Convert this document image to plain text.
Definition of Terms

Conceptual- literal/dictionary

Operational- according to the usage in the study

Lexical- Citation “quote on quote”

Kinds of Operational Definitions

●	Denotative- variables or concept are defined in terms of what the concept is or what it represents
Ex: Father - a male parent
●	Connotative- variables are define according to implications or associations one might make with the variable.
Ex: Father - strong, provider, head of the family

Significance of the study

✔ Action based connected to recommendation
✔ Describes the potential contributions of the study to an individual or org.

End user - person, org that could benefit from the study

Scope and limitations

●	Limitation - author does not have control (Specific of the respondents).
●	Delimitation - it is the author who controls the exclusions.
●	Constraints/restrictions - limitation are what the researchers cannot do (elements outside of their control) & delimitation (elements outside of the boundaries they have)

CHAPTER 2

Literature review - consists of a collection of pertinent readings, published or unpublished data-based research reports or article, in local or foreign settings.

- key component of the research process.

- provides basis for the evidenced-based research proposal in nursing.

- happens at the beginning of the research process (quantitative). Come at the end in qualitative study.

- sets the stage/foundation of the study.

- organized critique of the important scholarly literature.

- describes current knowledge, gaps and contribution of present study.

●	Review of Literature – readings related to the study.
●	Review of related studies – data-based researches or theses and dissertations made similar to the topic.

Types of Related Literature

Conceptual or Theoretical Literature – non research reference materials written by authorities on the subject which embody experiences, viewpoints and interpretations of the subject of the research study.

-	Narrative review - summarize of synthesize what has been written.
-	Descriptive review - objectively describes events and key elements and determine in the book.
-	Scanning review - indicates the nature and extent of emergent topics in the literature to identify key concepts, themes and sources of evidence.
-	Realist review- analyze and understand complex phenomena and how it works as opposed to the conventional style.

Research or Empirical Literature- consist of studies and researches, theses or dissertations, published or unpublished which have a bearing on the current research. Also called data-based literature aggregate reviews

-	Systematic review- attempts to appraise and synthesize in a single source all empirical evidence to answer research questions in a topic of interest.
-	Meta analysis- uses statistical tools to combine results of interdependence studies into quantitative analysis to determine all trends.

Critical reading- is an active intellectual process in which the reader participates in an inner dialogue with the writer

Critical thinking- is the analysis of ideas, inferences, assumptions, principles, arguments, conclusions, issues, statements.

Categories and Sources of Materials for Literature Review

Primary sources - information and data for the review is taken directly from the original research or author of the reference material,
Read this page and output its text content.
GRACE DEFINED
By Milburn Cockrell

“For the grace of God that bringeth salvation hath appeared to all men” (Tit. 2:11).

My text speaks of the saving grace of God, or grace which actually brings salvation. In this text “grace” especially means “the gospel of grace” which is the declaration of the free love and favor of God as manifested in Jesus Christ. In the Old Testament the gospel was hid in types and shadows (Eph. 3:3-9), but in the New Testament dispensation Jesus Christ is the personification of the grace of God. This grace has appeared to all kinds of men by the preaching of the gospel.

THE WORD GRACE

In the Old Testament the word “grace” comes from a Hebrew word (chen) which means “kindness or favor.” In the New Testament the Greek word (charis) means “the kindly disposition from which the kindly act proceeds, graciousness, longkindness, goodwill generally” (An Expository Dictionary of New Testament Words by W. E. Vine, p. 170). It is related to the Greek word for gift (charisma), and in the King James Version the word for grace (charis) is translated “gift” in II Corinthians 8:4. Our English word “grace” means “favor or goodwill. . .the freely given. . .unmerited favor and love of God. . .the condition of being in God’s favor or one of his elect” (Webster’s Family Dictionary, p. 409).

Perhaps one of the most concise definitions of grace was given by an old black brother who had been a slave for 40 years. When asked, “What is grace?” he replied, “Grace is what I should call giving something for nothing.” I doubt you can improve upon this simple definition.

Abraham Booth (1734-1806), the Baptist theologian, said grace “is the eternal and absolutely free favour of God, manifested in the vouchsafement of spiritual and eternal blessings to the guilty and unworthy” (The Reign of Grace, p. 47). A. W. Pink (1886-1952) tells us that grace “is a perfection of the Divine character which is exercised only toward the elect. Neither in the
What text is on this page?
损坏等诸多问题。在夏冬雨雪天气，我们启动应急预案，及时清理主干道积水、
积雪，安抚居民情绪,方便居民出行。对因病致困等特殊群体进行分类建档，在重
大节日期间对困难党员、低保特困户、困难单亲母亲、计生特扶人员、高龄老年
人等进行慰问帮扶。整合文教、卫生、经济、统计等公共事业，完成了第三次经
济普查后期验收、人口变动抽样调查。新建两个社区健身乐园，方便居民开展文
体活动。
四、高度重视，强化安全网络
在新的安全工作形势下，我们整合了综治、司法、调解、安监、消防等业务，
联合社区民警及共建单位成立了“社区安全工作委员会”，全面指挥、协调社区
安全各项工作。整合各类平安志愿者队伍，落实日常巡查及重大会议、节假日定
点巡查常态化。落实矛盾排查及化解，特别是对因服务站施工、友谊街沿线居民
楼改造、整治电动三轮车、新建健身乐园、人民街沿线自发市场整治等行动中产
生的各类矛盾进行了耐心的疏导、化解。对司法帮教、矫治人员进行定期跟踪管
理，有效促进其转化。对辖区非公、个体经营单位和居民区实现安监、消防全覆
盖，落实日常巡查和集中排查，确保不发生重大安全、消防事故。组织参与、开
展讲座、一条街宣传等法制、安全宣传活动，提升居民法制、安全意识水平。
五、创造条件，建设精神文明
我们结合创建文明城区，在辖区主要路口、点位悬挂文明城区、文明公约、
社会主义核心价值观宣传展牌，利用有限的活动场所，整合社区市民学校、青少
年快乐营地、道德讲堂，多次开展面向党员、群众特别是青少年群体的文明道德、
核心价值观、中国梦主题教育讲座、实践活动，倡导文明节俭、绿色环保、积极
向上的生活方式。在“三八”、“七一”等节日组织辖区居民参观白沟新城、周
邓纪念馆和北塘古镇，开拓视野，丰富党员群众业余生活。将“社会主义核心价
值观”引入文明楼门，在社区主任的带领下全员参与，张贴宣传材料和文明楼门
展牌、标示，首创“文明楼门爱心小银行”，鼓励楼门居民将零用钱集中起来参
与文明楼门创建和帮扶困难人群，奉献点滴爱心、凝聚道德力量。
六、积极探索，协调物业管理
⁂
▶ **Work to do**
Take the lines from the one containing "What text is on this page?" to the last line of the material above and write them out exactly.

▶ **Response to the task**
What text is on this page?
损坏等诸多问题。在夏冬雨雪天气，我们启动应急预案，及时清理主干道积水、
积雪，安抚居民情绪,方便居民出行。对因病致困等特殊群体进行分类建档，在重
大节日期间对困难党员、低保特困户、困难单亲母亲、计生特扶人员、高龄老年
人等进行慰问帮扶。整合文教、卫生、经济、统计等公共事业，完成了第三次经
济普查后期验收、人口变动抽样调查。新建两个社区健身乐园，方便居民开展文
体活动。
四、高度重视，强化安全网络
在新的安全工作形势下，我们整合了综治、司法、调解、安监、消防等业务，
联合社区民警及共建单位成立了“社区安全工作委员会”，全面指挥、协调社区
安全各项工作。整合各类平安志愿者队伍，落实日常巡查及重大会议、节假日定
点巡查常态化。落实矛盾排查及化解，特别是对因服务站施工、友谊街沿线居民
楼改造、整治电动三轮车、新建健身乐园、人民街沿线自发市场整治等行动中产
生的各类矛盾进行了耐心的疏导、化解。对司法帮教、矫治人员进行定期跟踪管
理，有效促进其转化。对辖区非公、个体经营单位和居民区实现安监、消防全覆
盖，落实日常巡查和集中排查，确保不发生重大安全、消防事故。组织参与、开
展讲座、一条街宣传等法制、安全宣传活动，提升居民法制、安全意识水平。
五、创造条件，建设精神文明
我们结合创建文明城区，在辖区主要路口、点位悬挂文明城区、文明公约、
社会主义核心价值观宣传展牌，利用有限的活动场所，整合社区市民学校、青少
年快乐营地、道德讲堂，多次开展面向党员、群众特别是青少年群体的文明道德、
核心价值观、中国梦主题教育讲座、实践活动，倡导文明节俭、绿色环保、积极
向上的生活方式。在“三八”、“七一”等节日组织辖区居民参观白沟新城、周
邓纪念馆和北塘古镇，开拓视野，丰富党员群众业余生活。将“社会主义核心价
值观”引入文明楼门，在社区主任的带领下全员参与，张贴宣传材料和文明楼门
展牌、标示，首创“文明楼门爱心小银行”，鼓励楼门居民将零用钱集中起来参
与文明楼门创建和帮扶困难人群，奉献点滴爱心、凝聚道德力量。
六、积极探索，协调物业管理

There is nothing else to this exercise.